**PROBLEM TO SOLVE**
Retype the data that follows line by line, exactly, and leave its pictures out.

[Stored data]

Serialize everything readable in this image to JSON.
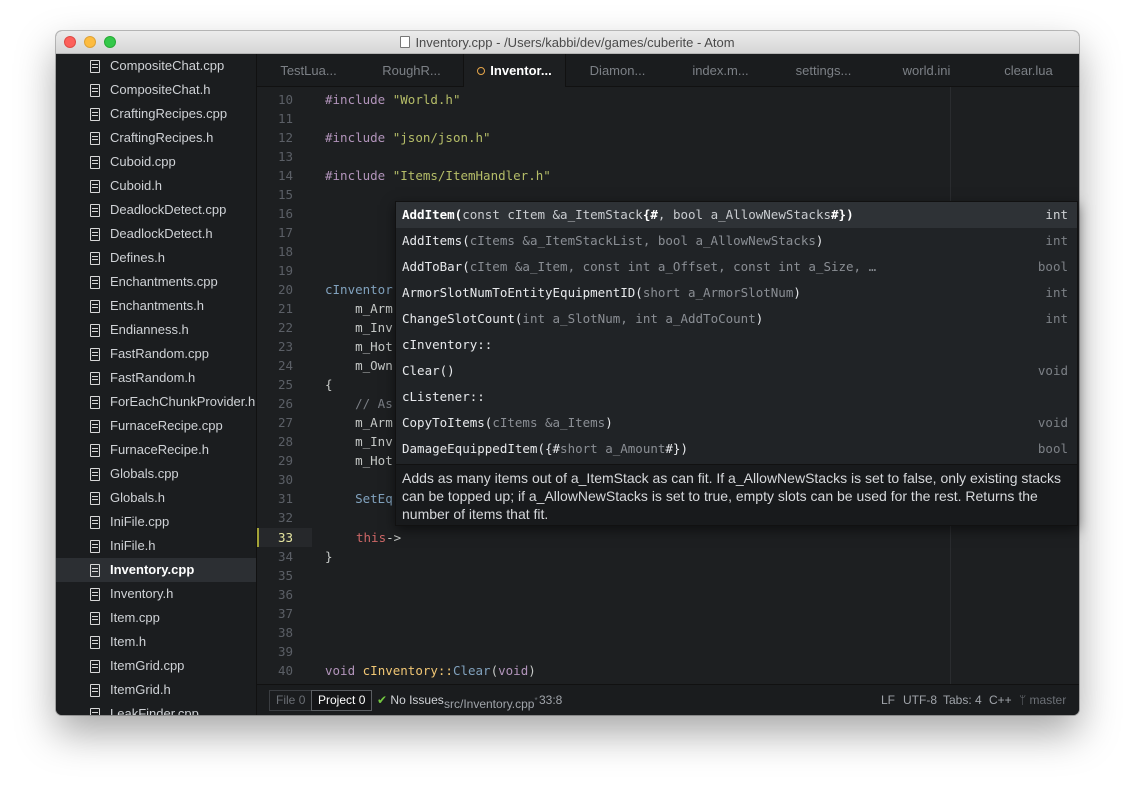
{
  "window": {
    "title": "Inventory.cpp - /Users/kabbi/dev/games/cuberite - Atom"
  },
  "sidebar": {
    "items": [
      {
        "label": "CompositeChat.cpp"
      },
      {
        "label": "CompositeChat.h"
      },
      {
        "label": "CraftingRecipes.cpp"
      },
      {
        "label": "CraftingRecipes.h"
      },
      {
        "label": "Cuboid.cpp"
      },
      {
        "label": "Cuboid.h"
      },
      {
        "label": "DeadlockDetect.cpp"
      },
      {
        "label": "DeadlockDetect.h"
      },
      {
        "label": "Defines.h"
      },
      {
        "label": "Enchantments.cpp"
      },
      {
        "label": "Enchantments.h"
      },
      {
        "label": "Endianness.h"
      },
      {
        "label": "FastRandom.cpp"
      },
      {
        "label": "FastRandom.h"
      },
      {
        "label": "ForEachChunkProvider.h"
      },
      {
        "label": "FurnaceRecipe.cpp"
      },
      {
        "label": "FurnaceRecipe.h"
      },
      {
        "label": "Globals.cpp"
      },
      {
        "label": "Globals.h"
      },
      {
        "label": "IniFile.cpp"
      },
      {
        "label": "IniFile.h"
      },
      {
        "label": "Inventory.cpp",
        "selected": true
      },
      {
        "label": "Inventory.h"
      },
      {
        "label": "Item.cpp"
      },
      {
        "label": "Item.h"
      },
      {
        "label": "ItemGrid.cpp"
      },
      {
        "label": "ItemGrid.h"
      },
      {
        "label": "LeakFinder.cpp"
      }
    ]
  },
  "tabs": [
    {
      "label": "TestLua..."
    },
    {
      "label": "RoughR..."
    },
    {
      "label": "Inventor...",
      "active": true,
      "modified": true
    },
    {
      "label": "Diamon..."
    },
    {
      "label": "index.m..."
    },
    {
      "label": "settings..."
    },
    {
      "label": "world.ini"
    },
    {
      "label": "clear.lua"
    }
  ],
  "editor": {
    "line_numbers": [
      "10",
      "11",
      "12",
      "13",
      "14",
      "15",
      "16",
      "17",
      "18",
      "19",
      "20",
      "21",
      "22",
      "23",
      "24",
      "25",
      "26",
      "27",
      "28",
      "29",
      "30",
      "31",
      "32",
      "33",
      "34",
      "35",
      "36",
      "37",
      "38",
      "39",
      "40"
    ],
    "current_line": "33",
    "lines": {
      "l10_kw": "#include",
      "l10_str": "\"World.h\"",
      "l12_kw": "#include",
      "l12_str": "\"json/json.h\"",
      "l14_kw": "#include",
      "l14_str": "\"Items/ItemHandler.h\"",
      "l20": "cInventor",
      "l21": "    m_Arm",
      "l22": "    m_Inv",
      "l23": "    m_Hot",
      "l24": "    m_Own",
      "l25": "{",
      "l26": "    // As",
      "l27": "    m_Arm",
      "l28": "    m_Inv",
      "l29": "    m_Hot",
      "l31": "    SetEq",
      "l33_this": "this",
      "l33_arrow": "->",
      "l34": "}",
      "l40_kw": "void",
      "l40_cls": "cInventory::",
      "l40_fn": "Clear",
      "l40_p1": "(",
      "l40_kw2": "void",
      "l40_p2": ")"
    }
  },
  "autocomplete": {
    "items": [
      {
        "name": "AddItem(",
        "params": "const cItem &a_ItemStack",
        "ph1": "{#",
        "mid": ", bool a_AllowNewStacks",
        "ph2": "#}",
        "close": ")",
        "type": "int",
        "selected": true
      },
      {
        "name": "AddItems(",
        "params": "cItems &a_ItemStackList, bool a_AllowNewStacks",
        "close": ")",
        "type": "int"
      },
      {
        "name": "AddToBar(",
        "params": "cItem &a_Item, const int a_Offset, const int a_Size, …",
        "close": "",
        "type": "bool"
      },
      {
        "name": "ArmorSlotNumToEntityEquipmentID(",
        "params": "short a_ArmorSlotNum",
        "close": ")",
        "type": "int"
      },
      {
        "name": "ChangeSlotCount(",
        "params": "int a_SlotNum, int a_AddToCount",
        "close": ")",
        "type": "int"
      },
      {
        "name": "cInventory::",
        "params": "",
        "close": "",
        "type": ""
      },
      {
        "name": "Clear()",
        "params": "",
        "close": "",
        "type": "void"
      },
      {
        "name": "cListener::",
        "params": "",
        "close": "",
        "type": ""
      },
      {
        "name": "CopyToItems(",
        "params": "cItems &a_Items",
        "close": ")",
        "type": "void"
      },
      {
        "name": "DamageEquippedItem({#",
        "params": "short a_Amount",
        "close": "#})",
        "type": "bool"
      }
    ],
    "description": "Adds as many items out of a_ItemStack as can fit. If a_AllowNewStacks is set to false, only existing stacks can be topped up; if a_AllowNewStacks is set to true, empty slots can be used for the rest. Returns the number of items that fit."
  },
  "statusbar": {
    "file_label": "File",
    "file_count": "0",
    "project_label": "Project",
    "project_count": "0",
    "issues": "No Issues",
    "path": "src/Inventory.cpp",
    "path_mark": "*",
    "cursor": "33:8",
    "line_ending": "LF",
    "encoding": "UTF-8",
    "tabs": "Tabs: 4",
    "grammar": "C++",
    "branch": "master"
  },
  "colors": {
    "accent_modified": "#e5a54a",
    "check": "#73c940",
    "keyword": "#b294bb",
    "string": "#b5bd68",
    "function": "#81a2be",
    "this": "#cc6666"
  }
}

**EXPECTED ANSWER**
Serialize everything readable in this image to JSON.
{
  "window": {
    "title": "Inventory.cpp - /Users/kabbi/dev/games/cuberite - Atom"
  },
  "sidebar": {
    "items": [
      {
        "label": "CompositeChat.cpp"
      },
      {
        "label": "CompositeChat.h"
      },
      {
        "label": "CraftingRecipes.cpp"
      },
      {
        "label": "CraftingRecipes.h"
      },
      {
        "label": "Cuboid.cpp"
      },
      {
        "label": "Cuboid.h"
      },
      {
        "label": "DeadlockDetect.cpp"
      },
      {
        "label": "DeadlockDetect.h"
      },
      {
        "label": "Defines.h"
      },
      {
        "label": "Enchantments.cpp"
      },
      {
        "label": "Enchantments.h"
      },
      {
        "label": "Endianness.h"
      },
      {
        "label": "FastRandom.cpp"
      },
      {
        "label": "FastRandom.h"
      },
      {
        "label": "ForEachChunkProvider.h"
      },
      {
        "label": "FurnaceRecipe.cpp"
      },
      {
        "label": "FurnaceRecipe.h"
      },
      {
        "label": "Globals.cpp"
      },
      {
        "label": "Globals.h"
      },
      {
        "label": "IniFile.cpp"
      },
      {
        "label": "IniFile.h"
      },
      {
        "label": "Inventory.cpp",
        "selected": true
      },
      {
        "label": "Inventory.h"
      },
      {
        "label": "Item.cpp"
      },
      {
        "label": "Item.h"
      },
      {
        "label": "ItemGrid.cpp"
      },
      {
        "label": "ItemGrid.h"
      },
      {
        "label": "LeakFinder.cpp"
      }
    ]
  },
  "tabs": [
    {
      "label": "TestLua..."
    },
    {
      "label": "RoughR..."
    },
    {
      "label": "Inventor...",
      "active": true,
      "modified": true
    },
    {
      "label": "Diamon..."
    },
    {
      "label": "index.m..."
    },
    {
      "label": "settings..."
    },
    {
      "label": "world.ini"
    },
    {
      "label": "clear.lua"
    }
  ],
  "editor": {
    "line_numbers": [
      "10",
      "11",
      "12",
      "13",
      "14",
      "15",
      "16",
      "17",
      "18",
      "19",
      "20",
      "21",
      "22",
      "23",
      "24",
      "25",
      "26",
      "27",
      "28",
      "29",
      "30",
      "31",
      "32",
      "33",
      "34",
      "35",
      "36",
      "37",
      "38",
      "39",
      "40"
    ],
    "current_line": "33",
    "lines": {
      "l10_kw": "#include",
      "l10_str": "\"World.h\"",
      "l12_kw": "#include",
      "l12_str": "\"json/json.h\"",
      "l14_kw": "#include",
      "l14_str": "\"Items/ItemHandler.h\"",
      "l20": "cInventor",
      "l21": "    m_Arm",
      "l22": "    m_Inv",
      "l23": "    m_Hot",
      "l24": "    m_Own",
      "l25": "{",
      "l26": "    // As",
      "l27": "    m_Arm",
      "l28": "    m_Inv",
      "l29": "    m_Hot",
      "l31": "    SetEq",
      "l33_this": "this",
      "l33_arrow": "->",
      "l34": "}",
      "l40_kw": "void",
      "l40_cls": "cInventory::",
      "l40_fn": "Clear",
      "l40_p1": "(",
      "l40_kw2": "void",
      "l40_p2": ")"
    }
  },
  "autocomplete": {
    "items": [
      {
        "name": "AddItem(",
        "params": "const cItem &a_ItemStack",
        "ph1": "{#",
        "mid": ", bool a_AllowNewStacks",
        "ph2": "#}",
        "close": ")",
        "type": "int",
        "selected": true
      },
      {
        "name": "AddItems(",
        "params": "cItems &a_ItemStackList, bool a_AllowNewStacks",
        "close": ")",
        "type": "int"
      },
      {
        "name": "AddToBar(",
        "params": "cItem &a_Item, const int a_Offset, const int a_Size, …",
        "close": "",
        "type": "bool"
      },
      {
        "name": "ArmorSlotNumToEntityEquipmentID(",
        "params": "short a_ArmorSlotNum",
        "close": ")",
        "type": "int"
      },
      {
        "name": "ChangeSlotCount(",
        "params": "int a_SlotNum, int a_AddToCount",
        "close": ")",
        "type": "int"
      },
      {
        "name": "cInventory::",
        "params": "",
        "close": "",
        "type": ""
      },
      {
        "name": "Clear()",
        "params": "",
        "close": "",
        "type": "void"
      },
      {
        "name": "cListener::",
        "params": "",
        "close": "",
        "type": ""
      },
      {
        "name": "CopyToItems(",
        "params": "cItems &a_Items",
        "close": ")",
        "type": "void"
      },
      {
        "name": "DamageEquippedItem({#",
        "params": "short a_Amount",
        "close": "#})",
        "type": "bool"
      }
    ],
    "description": "Adds as many items out of a_ItemStack as can fit. If a_AllowNewStacks is set to false, only existing stacks can be topped up; if a_AllowNewStacks is set to true, empty slots can be used for the rest. Returns the number of items that fit."
  },
  "statusbar": {
    "file_label": "File",
    "file_count": "0",
    "project_label": "Project",
    "project_count": "0",
    "issues": "No Issues",
    "path": "src/Inventory.cpp",
    "path_mark": "*",
    "cursor": "33:8",
    "line_ending": "LF",
    "encoding": "UTF-8",
    "tabs": "Tabs: 4",
    "grammar": "C++",
    "branch": "master"
  },
  "colors": {
    "accent_modified": "#e5a54a",
    "check": "#73c940",
    "keyword": "#b294bb",
    "string": "#b5bd68",
    "function": "#81a2be",
    "this": "#cc6666"
  }
}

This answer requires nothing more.